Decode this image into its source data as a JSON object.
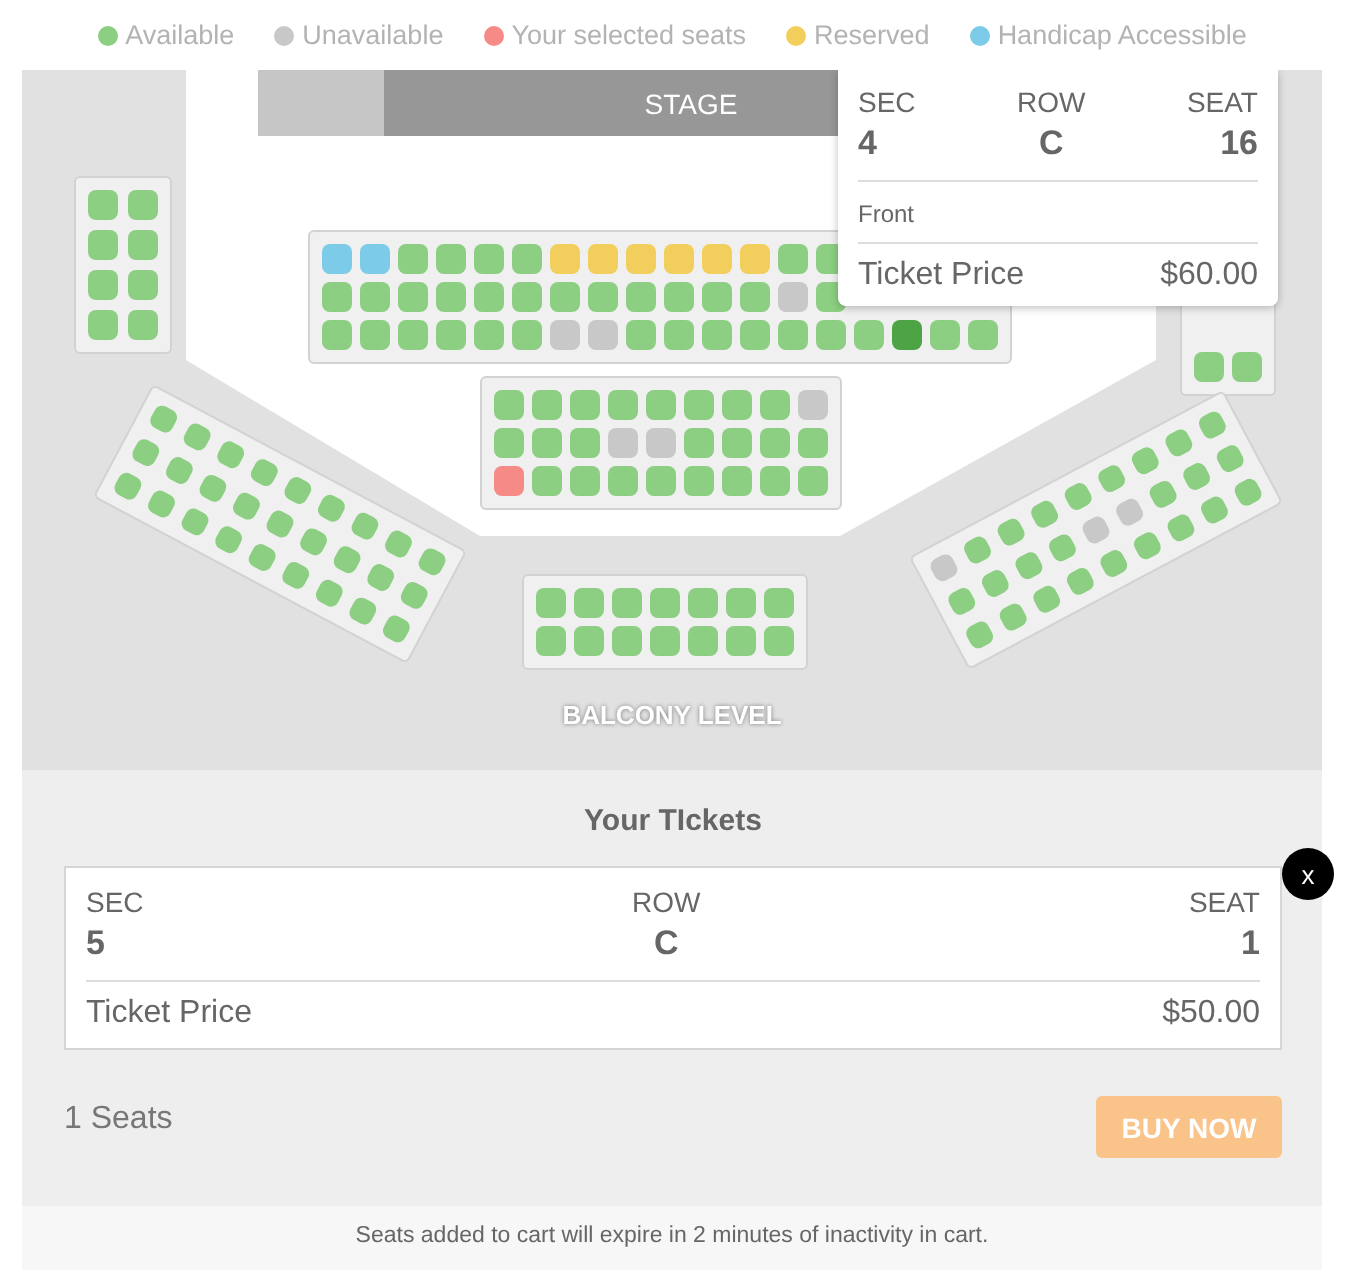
{
  "legend": [
    {
      "label": "Available",
      "color": "#8ccf82"
    },
    {
      "label": "Unavailable",
      "color": "#c8c8c8"
    },
    {
      "label": "Your selected seats",
      "color": "#f58a87"
    },
    {
      "label": "Reserved",
      "color": "#f2cf5d"
    },
    {
      "label": "Handicap Accessible",
      "color": "#7ccbe8"
    }
  ],
  "stage": {
    "label": "STAGE"
  },
  "sections": [
    {
      "rows": [
        {
          "seats": [
            {
              "kind": "available"
            },
            {
              "kind": "available"
            }
          ]
        },
        {
          "seats": [
            {
              "kind": "available"
            },
            {
              "kind": "available"
            }
          ]
        },
        {
          "seats": [
            {
              "kind": "available"
            },
            {
              "kind": "available"
            }
          ]
        },
        {
          "seats": [
            {
              "kind": "available"
            },
            {
              "kind": "available"
            }
          ]
        }
      ]
    },
    {
      "rows": [
        {
          "seats": [
            {
              "kind": "accessible"
            },
            {
              "kind": "accessible"
            },
            {
              "kind": "available"
            },
            {
              "kind": "available"
            },
            {
              "kind": "available"
            },
            {
              "kind": "available"
            },
            {
              "kind": "reserved"
            },
            {
              "kind": "reserved"
            },
            {
              "kind": "reserved"
            },
            {
              "kind": "reserved"
            },
            {
              "kind": "reserved"
            },
            {
              "kind": "reserved"
            },
            {
              "kind": "available"
            },
            {
              "kind": "available"
            }
          ]
        },
        {
          "seats": [
            {
              "kind": "available"
            },
            {
              "kind": "available"
            },
            {
              "kind": "available"
            },
            {
              "kind": "available"
            },
            {
              "kind": "available"
            },
            {
              "kind": "available"
            },
            {
              "kind": "available"
            },
            {
              "kind": "available"
            },
            {
              "kind": "available"
            },
            {
              "kind": "available"
            },
            {
              "kind": "available"
            },
            {
              "kind": "available"
            },
            {
              "kind": "unavailable"
            },
            {
              "kind": "available"
            }
          ]
        },
        {
          "seats": [
            {
              "kind": "available"
            },
            {
              "kind": "available"
            },
            {
              "kind": "available"
            },
            {
              "kind": "available"
            },
            {
              "kind": "available"
            },
            {
              "kind": "available"
            },
            {
              "kind": "unavailable"
            },
            {
              "kind": "unavailable"
            },
            {
              "kind": "available"
            },
            {
              "kind": "available"
            },
            {
              "kind": "available"
            },
            {
              "kind": "available"
            },
            {
              "kind": "available"
            },
            {
              "kind": "available"
            },
            {
              "kind": "available"
            },
            {
              "kind": "highlighted"
            },
            {
              "kind": "available"
            },
            {
              "kind": "available"
            }
          ]
        }
      ]
    },
    {
      "rows": [
        {
          "seats": [
            {
              "kind": "available"
            },
            {
              "kind": "available"
            }
          ]
        }
      ]
    },
    {
      "rows": [
        {
          "seats": [
            {
              "kind": "available"
            },
            {
              "kind": "available"
            },
            {
              "kind": "available"
            },
            {
              "kind": "available"
            },
            {
              "kind": "available"
            },
            {
              "kind": "available"
            },
            {
              "kind": "available"
            },
            {
              "kind": "available"
            },
            {
              "kind": "unavailable"
            }
          ]
        },
        {
          "seats": [
            {
              "kind": "available"
            },
            {
              "kind": "available"
            },
            {
              "kind": "available"
            },
            {
              "kind": "unavailable"
            },
            {
              "kind": "unavailable"
            },
            {
              "kind": "available"
            },
            {
              "kind": "available"
            },
            {
              "kind": "available"
            },
            {
              "kind": "available"
            }
          ]
        },
        {
          "seats": [
            {
              "kind": "selected"
            },
            {
              "kind": "available"
            },
            {
              "kind": "available"
            },
            {
              "kind": "available"
            },
            {
              "kind": "available"
            },
            {
              "kind": "available"
            },
            {
              "kind": "available"
            },
            {
              "kind": "available"
            },
            {
              "kind": "available"
            }
          ]
        }
      ]
    },
    {
      "rows": [
        {
          "seats": [
            {
              "kind": "available"
            },
            {
              "kind": "available"
            },
            {
              "kind": "available"
            },
            {
              "kind": "available"
            },
            {
              "kind": "available"
            },
            {
              "kind": "available"
            },
            {
              "kind": "available"
            }
          ]
        },
        {
          "seats": [
            {
              "kind": "available"
            },
            {
              "kind": "available"
            },
            {
              "kind": "available"
            },
            {
              "kind": "available"
            },
            {
              "kind": "available"
            },
            {
              "kind": "available"
            },
            {
              "kind": "available"
            }
          ]
        }
      ]
    },
    {
      "rows": [
        {
          "seats": [
            {
              "kind": "available"
            },
            {
              "kind": "available"
            },
            {
              "kind": "available"
            },
            {
              "kind": "available"
            },
            {
              "kind": "available"
            },
            {
              "kind": "available"
            },
            {
              "kind": "available"
            },
            {
              "kind": "available"
            },
            {
              "kind": "available"
            }
          ]
        },
        {
          "seats": [
            {
              "kind": "available"
            },
            {
              "kind": "available"
            },
            {
              "kind": "available"
            },
            {
              "kind": "available"
            },
            {
              "kind": "available"
            },
            {
              "kind": "available"
            },
            {
              "kind": "available"
            },
            {
              "kind": "available"
            },
            {
              "kind": "available"
            }
          ]
        },
        {
          "seats": [
            {
              "kind": "available"
            },
            {
              "kind": "available"
            },
            {
              "kind": "available"
            },
            {
              "kind": "available"
            },
            {
              "kind": "available"
            },
            {
              "kind": "available"
            },
            {
              "kind": "available"
            },
            {
              "kind": "available"
            },
            {
              "kind": "available"
            }
          ]
        }
      ]
    },
    {
      "rows": [
        {
          "seats": [
            {
              "kind": "unavailable"
            },
            {
              "kind": "available"
            },
            {
              "kind": "available"
            },
            {
              "kind": "available"
            },
            {
              "kind": "available"
            },
            {
              "kind": "available"
            },
            {
              "kind": "available"
            },
            {
              "kind": "available"
            },
            {
              "kind": "available"
            }
          ]
        },
        {
          "seats": [
            {
              "kind": "available"
            },
            {
              "kind": "available"
            },
            {
              "kind": "available"
            },
            {
              "kind": "available"
            },
            {
              "kind": "unavailable"
            },
            {
              "kind": "unavailable"
            },
            {
              "kind": "available"
            },
            {
              "kind": "available"
            },
            {
              "kind": "available"
            }
          ]
        },
        {
          "seats": [
            {
              "kind": "available"
            },
            {
              "kind": "available"
            },
            {
              "kind": "available"
            },
            {
              "kind": "available"
            },
            {
              "kind": "available"
            },
            {
              "kind": "available"
            },
            {
              "kind": "available"
            },
            {
              "kind": "available"
            },
            {
              "kind": "available"
            }
          ]
        }
      ]
    }
  ],
  "level_label": "BALCONY LEVEL",
  "tooltip": {
    "fields": [
      {
        "label": "SEC",
        "value": "4"
      },
      {
        "label": "ROW",
        "value": "C"
      },
      {
        "label": "SEAT",
        "value": "16"
      }
    ],
    "note": "Front",
    "price_label": "Ticket Price",
    "price": "$60.00"
  },
  "tickets": {
    "title": "Your TIckets",
    "items": [
      {
        "fields": [
          {
            "label": "SEC",
            "value": "5"
          },
          {
            "label": "ROW",
            "value": "C"
          },
          {
            "label": "SEAT",
            "value": "1"
          }
        ],
        "price_label": "Ticket Price",
        "price": "$50.00",
        "remove": "x"
      }
    ],
    "count": "1 Seats",
    "buy_button": "BUY NOW"
  },
  "footer": "Seats added to cart will expire in 2 minutes of inactivity in cart."
}
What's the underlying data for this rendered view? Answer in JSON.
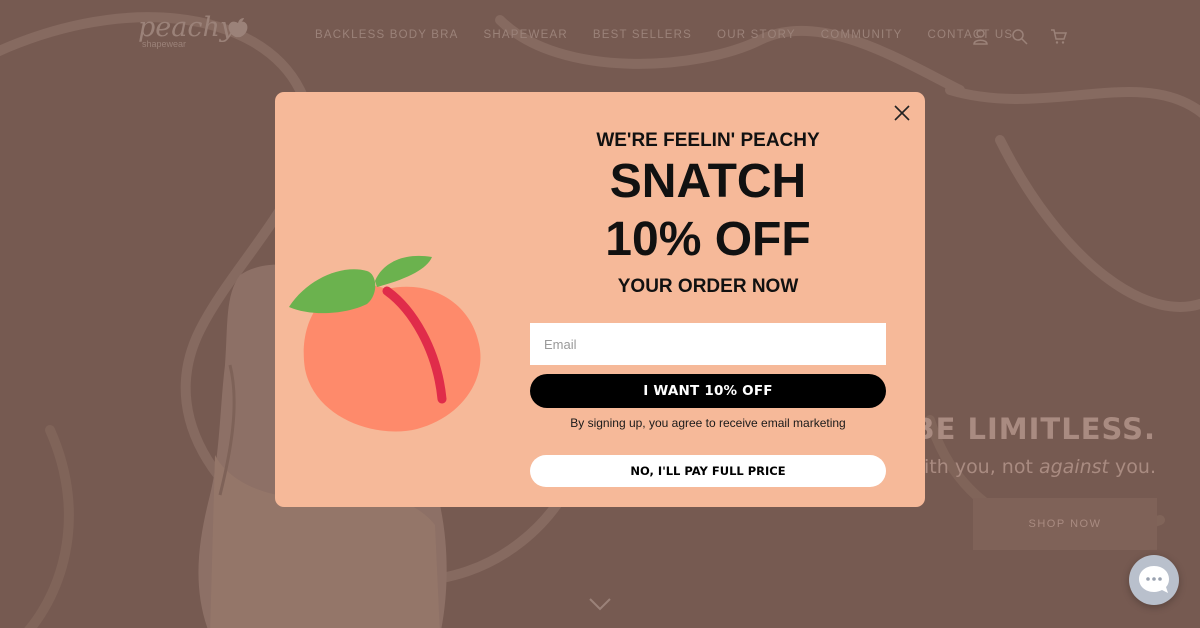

• **Problem to work on**
Pull out every line above that holds the word "selected".

• **Answer to this problem**
      "label": "Your selected seats",
              "kind": "selected"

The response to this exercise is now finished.